#### EXTRACTED DATA:
○ ○ ○ ○

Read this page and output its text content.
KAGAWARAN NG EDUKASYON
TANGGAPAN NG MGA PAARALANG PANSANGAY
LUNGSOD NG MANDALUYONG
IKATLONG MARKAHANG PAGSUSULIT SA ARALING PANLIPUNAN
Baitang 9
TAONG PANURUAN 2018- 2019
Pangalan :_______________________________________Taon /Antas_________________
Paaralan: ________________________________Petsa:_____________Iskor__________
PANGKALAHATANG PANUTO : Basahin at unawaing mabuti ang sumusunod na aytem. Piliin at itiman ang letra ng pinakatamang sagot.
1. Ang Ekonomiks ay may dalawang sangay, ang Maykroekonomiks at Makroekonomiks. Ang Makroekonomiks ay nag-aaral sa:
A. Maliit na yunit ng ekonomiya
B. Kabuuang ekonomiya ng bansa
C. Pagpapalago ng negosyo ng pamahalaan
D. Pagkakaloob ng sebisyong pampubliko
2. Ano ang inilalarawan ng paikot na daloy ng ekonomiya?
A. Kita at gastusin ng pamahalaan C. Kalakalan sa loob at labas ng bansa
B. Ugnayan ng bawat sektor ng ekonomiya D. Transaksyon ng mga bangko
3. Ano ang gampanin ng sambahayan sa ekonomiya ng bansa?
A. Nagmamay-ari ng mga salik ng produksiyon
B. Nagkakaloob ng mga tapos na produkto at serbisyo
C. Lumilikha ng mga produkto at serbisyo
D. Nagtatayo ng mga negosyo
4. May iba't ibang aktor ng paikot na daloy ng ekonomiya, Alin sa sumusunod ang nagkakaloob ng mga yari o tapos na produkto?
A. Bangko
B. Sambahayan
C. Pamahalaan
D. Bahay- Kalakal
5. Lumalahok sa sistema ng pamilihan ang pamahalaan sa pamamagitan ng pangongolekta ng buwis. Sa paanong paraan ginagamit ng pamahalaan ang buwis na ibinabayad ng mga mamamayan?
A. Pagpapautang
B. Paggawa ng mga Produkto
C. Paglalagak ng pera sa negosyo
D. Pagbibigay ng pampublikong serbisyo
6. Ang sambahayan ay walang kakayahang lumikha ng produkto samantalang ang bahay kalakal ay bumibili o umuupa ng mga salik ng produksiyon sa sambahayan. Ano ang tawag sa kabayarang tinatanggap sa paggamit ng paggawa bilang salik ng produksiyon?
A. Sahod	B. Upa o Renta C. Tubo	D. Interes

○ ○ ○ ○

#### WHAT YOU ARE ASKED TO DO:
Looking at the records above, work out how many lines include the word "negosyo", then give that number by itself.

#### RESPONSE TO THE EXERCISE:
3